REQUIREMENT 1 >>
Answer these questions from the review of the tribute program of Rachel's dances:
(a) Who danced Willow Island?
(b) Whose music carried KJ4?
(c) In which work did Odette Heyn reprise a role that Rachel herself had danced?
REQUIREMENT 2 >>
Carry on the review of the tribute program of Rachel's dances, picking up after its last sentence.

Rachel’s dances are so full of life, so resonant with the dark and light of our existence, that one simply can’t ignore time. We, as viewers, are reminded of the fragility of our own existence, our age and our mortality.
Willow Island, (2001) is equal parts celebration and contemplation in its depiction of place (Rachel’s cabin retreat) and sentiment. It is evocative of pure joy, fearless and unabashed. The work was jubilantly danced by eight young artists of Canadian Contemporary Dance Theatre (formerly the Canadian Children’s Dance Theatre). Set to music performed by the Penguin Café Orchestra, the work lifted the room and the audience was delighted.It occurs to me that Rachel’s use of music in her works once again evokes the theme of time. Her choreography is completely musical, and she phrases time in surprising and thought-provoking ways. In my recollection as a student, she never formally counted anything, but she inherently ‘knew’ the music. I remember her demonstrating for a group of us, her slight frame ebbing and flowing on the diagonal, and thinking that with every pass, she would somehow fall behind, but she never did. She felt the music so deeply it seemed as if she was the moon and the music the tide.
The music of Keith Jarrett carried 1993’s KJ4, performed by four professional students from the School of Toronto Dance Theatre. Rachel does Jarrett’s improvisations justice by choosing to illustrate the phrasing through repetition and finally, evolution. The work is relentless, for the dancers and for the audience, and the exalted ending is a reward (for everybody) for serving the music well.
Rachel was interested in working with different generations of artists, and on this tribute program, senior artist Odette Heyn (great friend and dancing partner of Rachel), gave beautiful, grounded performances. As she reprised the role that Rachel herself danced in Odetta’s Songs and Dances, we were given a special window into remembrance.

DATA SECTION >>
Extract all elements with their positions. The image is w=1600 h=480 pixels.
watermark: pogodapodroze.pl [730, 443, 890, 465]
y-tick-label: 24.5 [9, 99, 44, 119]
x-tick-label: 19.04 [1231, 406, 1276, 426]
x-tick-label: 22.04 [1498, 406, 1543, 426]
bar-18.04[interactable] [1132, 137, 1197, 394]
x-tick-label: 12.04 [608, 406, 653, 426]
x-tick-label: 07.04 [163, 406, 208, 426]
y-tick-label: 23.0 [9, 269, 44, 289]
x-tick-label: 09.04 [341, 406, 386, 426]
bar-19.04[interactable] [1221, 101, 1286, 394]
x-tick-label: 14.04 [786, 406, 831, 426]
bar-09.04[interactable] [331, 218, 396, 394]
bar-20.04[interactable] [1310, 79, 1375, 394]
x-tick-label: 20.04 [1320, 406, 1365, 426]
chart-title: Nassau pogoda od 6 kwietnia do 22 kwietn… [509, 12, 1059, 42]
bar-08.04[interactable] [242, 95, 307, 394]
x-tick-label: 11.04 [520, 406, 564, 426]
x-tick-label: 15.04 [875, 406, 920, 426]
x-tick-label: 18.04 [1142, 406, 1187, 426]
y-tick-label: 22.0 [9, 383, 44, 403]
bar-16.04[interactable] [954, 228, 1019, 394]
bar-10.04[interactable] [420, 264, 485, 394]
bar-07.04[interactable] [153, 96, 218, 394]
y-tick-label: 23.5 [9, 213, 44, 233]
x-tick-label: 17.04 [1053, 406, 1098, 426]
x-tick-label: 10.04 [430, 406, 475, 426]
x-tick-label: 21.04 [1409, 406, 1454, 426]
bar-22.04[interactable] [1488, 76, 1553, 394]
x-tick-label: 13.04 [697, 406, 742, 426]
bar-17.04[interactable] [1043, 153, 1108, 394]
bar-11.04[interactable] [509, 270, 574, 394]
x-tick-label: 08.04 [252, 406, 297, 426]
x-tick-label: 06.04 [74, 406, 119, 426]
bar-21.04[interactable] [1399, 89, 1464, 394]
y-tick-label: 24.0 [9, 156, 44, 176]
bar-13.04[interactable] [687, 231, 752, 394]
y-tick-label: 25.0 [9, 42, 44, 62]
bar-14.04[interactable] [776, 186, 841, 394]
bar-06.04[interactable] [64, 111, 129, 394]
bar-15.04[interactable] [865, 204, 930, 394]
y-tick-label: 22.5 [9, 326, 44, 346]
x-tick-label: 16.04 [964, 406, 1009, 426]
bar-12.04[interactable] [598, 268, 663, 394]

RESULT 1 >>
(a) Eight young artists of Canadian Contemporary Dance Theatre, formerly the Canadian Children's Dance Theatre, danced Willow Island.
(b) KJ4 was carried by the music of Keith Jarrett.
(c) Odette Heyn reprised that role in Odetta's Songs and Dances.

RESULT 2 >>
On May 25, 2012, Rachel wrote in a letter to former colleague Nancy Paris: “Would you believe I just finished a new work at age 77?” She was referring to her last work, Momentum, a brilliantly crafted trio performed with quality precision and technique by recent School of Contemporary Dancers graduates Rachelle Bourget, Sarah Helmer and James Thomson Kacki. Set to Chopin’s Scherzo in B minor, the work takes us on a remarkable, accelerating journey through space, time and personal relationship. It was so vibrant and alive that I found myself struggling to make sense of Rachel’s passing. I was able to find solace in the words of my former teachers — co-directors of the Professional Program, Odette Heyn and Faye Thomson — who wrote in the program: ‘This beautiful and vivacious piece expresses the momentum of her profound legacy carried forward into the next generation.’
This tribute show marked the launch of The Rachel Browne Trust, founded to preserve and disseminate the legacy of choreographer, mentor, teacher, humanitarian and Order of Canada recipient, Rachel Browne C.M. The Trust will be administered by Rachel’s daughters Ruth Asper, Miriam Browne and Annette Browne and WCD will manage the Trust. Stephanie Ballard (who also acted as artistic advisor for the Tribute tour) will handle the archival work and Kristin Haight will oversee the rehearsal direction.
Watching the performance, I wondered about what it must have been like for the artists to rehearse the works without Rachel there. She was such a force in rehearsal. “More.” “Bigger.” “More!” She always had notes, was always propelling forward the dancers’ artistry, and she always had the work, the best possible work, in the forefront of her mind. Knowing how Rachel’s influence has embedded itself, and how it spans generations, even her own, I am certain her spirit of hard work and excellence was in the room. And with a legacy that surpasses time, I like to think that perhaps maybe, just maybe, someone turned back the clock. For Rachel.